* Start *
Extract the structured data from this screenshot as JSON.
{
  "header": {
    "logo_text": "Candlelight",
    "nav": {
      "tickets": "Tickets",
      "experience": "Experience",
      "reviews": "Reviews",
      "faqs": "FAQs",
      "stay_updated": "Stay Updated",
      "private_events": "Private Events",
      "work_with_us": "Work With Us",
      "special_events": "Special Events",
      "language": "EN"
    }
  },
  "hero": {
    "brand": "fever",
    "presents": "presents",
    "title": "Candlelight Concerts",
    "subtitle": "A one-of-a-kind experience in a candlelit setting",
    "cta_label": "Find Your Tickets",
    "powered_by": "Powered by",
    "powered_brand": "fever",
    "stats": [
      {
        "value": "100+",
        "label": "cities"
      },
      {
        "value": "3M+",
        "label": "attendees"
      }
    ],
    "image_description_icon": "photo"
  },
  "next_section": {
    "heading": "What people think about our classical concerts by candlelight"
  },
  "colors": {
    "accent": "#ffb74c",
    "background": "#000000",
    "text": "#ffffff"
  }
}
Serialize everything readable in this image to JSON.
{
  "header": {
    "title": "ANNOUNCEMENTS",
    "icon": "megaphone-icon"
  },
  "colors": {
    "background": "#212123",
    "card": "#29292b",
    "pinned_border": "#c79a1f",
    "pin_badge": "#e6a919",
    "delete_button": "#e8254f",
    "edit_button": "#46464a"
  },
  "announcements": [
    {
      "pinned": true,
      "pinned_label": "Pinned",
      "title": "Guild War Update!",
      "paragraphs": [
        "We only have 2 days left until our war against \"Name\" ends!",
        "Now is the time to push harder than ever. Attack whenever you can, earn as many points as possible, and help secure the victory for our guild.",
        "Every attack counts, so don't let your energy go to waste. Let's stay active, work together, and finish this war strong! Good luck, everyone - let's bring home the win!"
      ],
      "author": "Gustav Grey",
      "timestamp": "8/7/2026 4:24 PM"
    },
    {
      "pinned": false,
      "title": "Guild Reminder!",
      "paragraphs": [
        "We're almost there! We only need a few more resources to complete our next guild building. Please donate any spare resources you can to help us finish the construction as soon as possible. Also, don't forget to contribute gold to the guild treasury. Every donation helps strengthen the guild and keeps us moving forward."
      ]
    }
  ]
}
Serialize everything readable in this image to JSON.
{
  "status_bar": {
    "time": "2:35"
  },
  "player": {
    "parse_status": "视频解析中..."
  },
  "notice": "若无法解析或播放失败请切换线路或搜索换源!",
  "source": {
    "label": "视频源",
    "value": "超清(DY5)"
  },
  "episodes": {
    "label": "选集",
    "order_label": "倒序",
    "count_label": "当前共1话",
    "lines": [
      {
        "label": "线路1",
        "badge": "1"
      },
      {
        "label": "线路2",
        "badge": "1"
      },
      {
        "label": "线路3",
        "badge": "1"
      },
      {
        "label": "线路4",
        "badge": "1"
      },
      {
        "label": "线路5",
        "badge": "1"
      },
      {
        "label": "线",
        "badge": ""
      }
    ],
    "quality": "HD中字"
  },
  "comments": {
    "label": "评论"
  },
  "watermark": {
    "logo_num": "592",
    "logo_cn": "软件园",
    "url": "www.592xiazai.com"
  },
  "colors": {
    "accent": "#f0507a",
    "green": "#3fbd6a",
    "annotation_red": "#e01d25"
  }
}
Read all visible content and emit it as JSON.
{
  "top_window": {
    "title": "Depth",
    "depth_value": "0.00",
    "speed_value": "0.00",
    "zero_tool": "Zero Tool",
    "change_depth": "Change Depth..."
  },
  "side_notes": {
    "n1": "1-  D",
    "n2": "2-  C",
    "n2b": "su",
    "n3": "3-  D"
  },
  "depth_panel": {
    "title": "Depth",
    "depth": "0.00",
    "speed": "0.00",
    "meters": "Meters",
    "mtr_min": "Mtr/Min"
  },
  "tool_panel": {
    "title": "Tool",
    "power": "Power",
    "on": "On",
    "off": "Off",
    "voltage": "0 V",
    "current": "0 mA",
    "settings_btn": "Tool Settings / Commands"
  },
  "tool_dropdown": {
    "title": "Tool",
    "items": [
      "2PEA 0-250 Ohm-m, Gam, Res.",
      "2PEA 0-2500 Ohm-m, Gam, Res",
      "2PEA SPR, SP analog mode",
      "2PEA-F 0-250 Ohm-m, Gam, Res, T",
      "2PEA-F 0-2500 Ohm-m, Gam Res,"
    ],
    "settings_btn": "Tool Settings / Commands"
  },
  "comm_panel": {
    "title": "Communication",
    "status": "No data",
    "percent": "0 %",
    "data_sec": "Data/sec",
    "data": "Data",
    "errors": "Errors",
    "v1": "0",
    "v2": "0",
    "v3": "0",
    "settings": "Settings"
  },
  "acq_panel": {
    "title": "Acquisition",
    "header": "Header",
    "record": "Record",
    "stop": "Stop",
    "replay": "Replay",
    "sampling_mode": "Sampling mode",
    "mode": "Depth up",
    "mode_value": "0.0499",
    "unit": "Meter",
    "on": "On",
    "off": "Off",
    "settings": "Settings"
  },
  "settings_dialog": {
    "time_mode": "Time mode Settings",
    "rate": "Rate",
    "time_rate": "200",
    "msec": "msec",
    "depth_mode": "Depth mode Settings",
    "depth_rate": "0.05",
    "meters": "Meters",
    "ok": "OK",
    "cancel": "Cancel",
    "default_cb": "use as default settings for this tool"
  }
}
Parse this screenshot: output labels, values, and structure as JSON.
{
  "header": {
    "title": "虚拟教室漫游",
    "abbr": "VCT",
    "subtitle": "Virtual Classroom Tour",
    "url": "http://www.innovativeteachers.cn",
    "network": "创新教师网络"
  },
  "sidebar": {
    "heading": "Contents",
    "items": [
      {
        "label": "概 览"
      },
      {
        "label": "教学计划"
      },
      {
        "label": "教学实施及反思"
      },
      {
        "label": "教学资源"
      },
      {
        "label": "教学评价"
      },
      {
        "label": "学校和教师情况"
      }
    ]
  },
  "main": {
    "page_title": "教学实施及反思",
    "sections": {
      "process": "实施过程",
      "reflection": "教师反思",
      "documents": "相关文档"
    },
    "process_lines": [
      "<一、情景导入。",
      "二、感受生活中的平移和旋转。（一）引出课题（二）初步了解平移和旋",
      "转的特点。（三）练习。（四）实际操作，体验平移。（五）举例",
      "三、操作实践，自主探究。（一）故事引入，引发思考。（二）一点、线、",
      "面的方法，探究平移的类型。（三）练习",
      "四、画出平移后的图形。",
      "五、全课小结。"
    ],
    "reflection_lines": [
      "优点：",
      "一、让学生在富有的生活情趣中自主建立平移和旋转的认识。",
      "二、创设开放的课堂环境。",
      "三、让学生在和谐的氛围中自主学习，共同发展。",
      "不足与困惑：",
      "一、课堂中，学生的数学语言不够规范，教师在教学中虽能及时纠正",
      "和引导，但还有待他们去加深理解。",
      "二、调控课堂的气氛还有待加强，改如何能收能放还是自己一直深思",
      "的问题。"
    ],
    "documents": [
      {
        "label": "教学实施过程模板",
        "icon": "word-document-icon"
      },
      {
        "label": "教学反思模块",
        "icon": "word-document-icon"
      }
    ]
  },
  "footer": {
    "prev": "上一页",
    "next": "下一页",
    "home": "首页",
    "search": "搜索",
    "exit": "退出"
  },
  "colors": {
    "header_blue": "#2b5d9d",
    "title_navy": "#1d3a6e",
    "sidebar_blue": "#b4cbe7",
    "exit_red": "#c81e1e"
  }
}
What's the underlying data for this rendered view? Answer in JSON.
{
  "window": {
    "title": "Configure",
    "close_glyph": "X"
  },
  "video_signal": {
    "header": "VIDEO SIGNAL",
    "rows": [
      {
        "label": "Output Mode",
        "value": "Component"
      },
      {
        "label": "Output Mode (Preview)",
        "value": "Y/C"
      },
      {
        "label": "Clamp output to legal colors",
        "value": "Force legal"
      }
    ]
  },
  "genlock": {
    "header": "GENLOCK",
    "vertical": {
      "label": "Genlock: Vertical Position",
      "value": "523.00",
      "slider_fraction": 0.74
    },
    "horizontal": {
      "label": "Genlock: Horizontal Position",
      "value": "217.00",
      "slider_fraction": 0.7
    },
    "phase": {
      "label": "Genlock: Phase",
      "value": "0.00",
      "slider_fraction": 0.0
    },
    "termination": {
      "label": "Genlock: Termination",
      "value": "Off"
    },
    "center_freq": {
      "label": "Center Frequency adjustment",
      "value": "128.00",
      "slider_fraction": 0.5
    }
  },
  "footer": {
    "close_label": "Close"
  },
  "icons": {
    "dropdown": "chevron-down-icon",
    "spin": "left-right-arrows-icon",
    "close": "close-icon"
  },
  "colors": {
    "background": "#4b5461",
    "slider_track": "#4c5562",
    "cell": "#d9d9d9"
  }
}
* End *
## DO THIS
Write out only what runs from the line holding "What's the underlying" through the last line of the records, exactly as shown.

## THE RESULT
What's the underlying data for this rendered view? Answer in JSON.
{
  "window": {
    "title": "Configure",
    "close_glyph": "X"
  },
  "video_signal": {
    "header": "VIDEO SIGNAL",
    "rows": [
      {
        "label": "Output Mode",
        "value": "Component"
      },
      {
        "label": "Output Mode (Preview)",
        "value": "Y/C"
      },
      {
        "label": "Clamp output to legal colors",
        "value": "Force legal"
      }
    ]
  },
  "genlock": {
    "header": "GENLOCK",
    "vertical": {
      "label": "Genlock: Vertical Position",
      "value": "523.00",
      "slider_fraction": 0.74
    },
    "horizontal": {
      "label": "Genlock: Horizontal Position",
      "value": "217.00",
      "slider_fraction": 0.7
    },
    "phase": {
      "label": "Genlock: Phase",
      "value": "0.00",
      "slider_fraction": 0.0
    },
    "termination": {
      "label": "Genlock: Termination",
      "value": "Off"
    },
    "center_freq": {
      "label": "Center Frequency adjustment",
      "value": "128.00",
      "slider_fraction": 0.5
    }
  },
  "footer": {
    "close_label": "Close"
  },
  "icons": {
    "dropdown": "chevron-down-icon",
    "spin": "left-right-arrows-icon",
    "close": "close-icon"
  },
  "colors": {
    "background": "#4b5461",
    "slider_track": "#4c5562",
    "cell": "#d9d9d9"
  }
}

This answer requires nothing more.